- [Stated task]:
Print the listing that follows, character for character.
--- Begin The data ---
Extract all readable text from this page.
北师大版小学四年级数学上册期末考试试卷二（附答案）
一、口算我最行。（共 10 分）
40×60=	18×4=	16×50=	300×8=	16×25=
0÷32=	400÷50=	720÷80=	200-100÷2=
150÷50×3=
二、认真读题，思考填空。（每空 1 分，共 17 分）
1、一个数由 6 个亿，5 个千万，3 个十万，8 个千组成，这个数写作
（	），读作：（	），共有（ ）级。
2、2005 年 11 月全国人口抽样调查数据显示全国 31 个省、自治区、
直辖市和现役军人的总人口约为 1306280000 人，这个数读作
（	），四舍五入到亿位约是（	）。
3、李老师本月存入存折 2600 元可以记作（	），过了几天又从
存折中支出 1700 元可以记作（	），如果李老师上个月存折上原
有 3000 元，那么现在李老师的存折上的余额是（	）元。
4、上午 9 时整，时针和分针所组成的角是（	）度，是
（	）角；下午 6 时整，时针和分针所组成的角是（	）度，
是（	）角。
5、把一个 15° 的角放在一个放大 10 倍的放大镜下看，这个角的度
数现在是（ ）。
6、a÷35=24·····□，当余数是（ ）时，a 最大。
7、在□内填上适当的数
--- End The data ---
- [Response below]:
Extract all readable text from this page.
北师大版小学四年级数学上册期末考试试卷二（附答案）
一、口算我最行。（共 10 分）
40×60=	18×4=	16×50=	300×8=	16×25=
0÷32=	400÷50=	720÷80=	200-100÷2=
150÷50×3=
二、认真读题，思考填空。（每空 1 分，共 17 分）
1、一个数由 6 个亿，5 个千万，3 个十万，8 个千组成，这个数写作
（	），读作：（	），共有（ ）级。
2、2005 年 11 月全国人口抽样调查数据显示全国 31 个省、自治区、
直辖市和现役军人的总人口约为 1306280000 人，这个数读作
（	），四舍五入到亿位约是（	）。
3、李老师本月存入存折 2600 元可以记作（	），过了几天又从
存折中支出 1700 元可以记作（	），如果李老师上个月存折上原
有 3000 元，那么现在李老师的存折上的余额是（	）元。
4、上午 9 时整，时针和分针所组成的角是（	）度，是
（	）角；下午 6 时整，时针和分针所组成的角是（	）度，
是（	）角。
5、把一个 15° 的角放在一个放大 10 倍的放大镜下看，这个角的度
数现在是（ ）。
6、a÷35=24·····□，当余数是（ ）时，a 最大。
7、在□内填上适当的数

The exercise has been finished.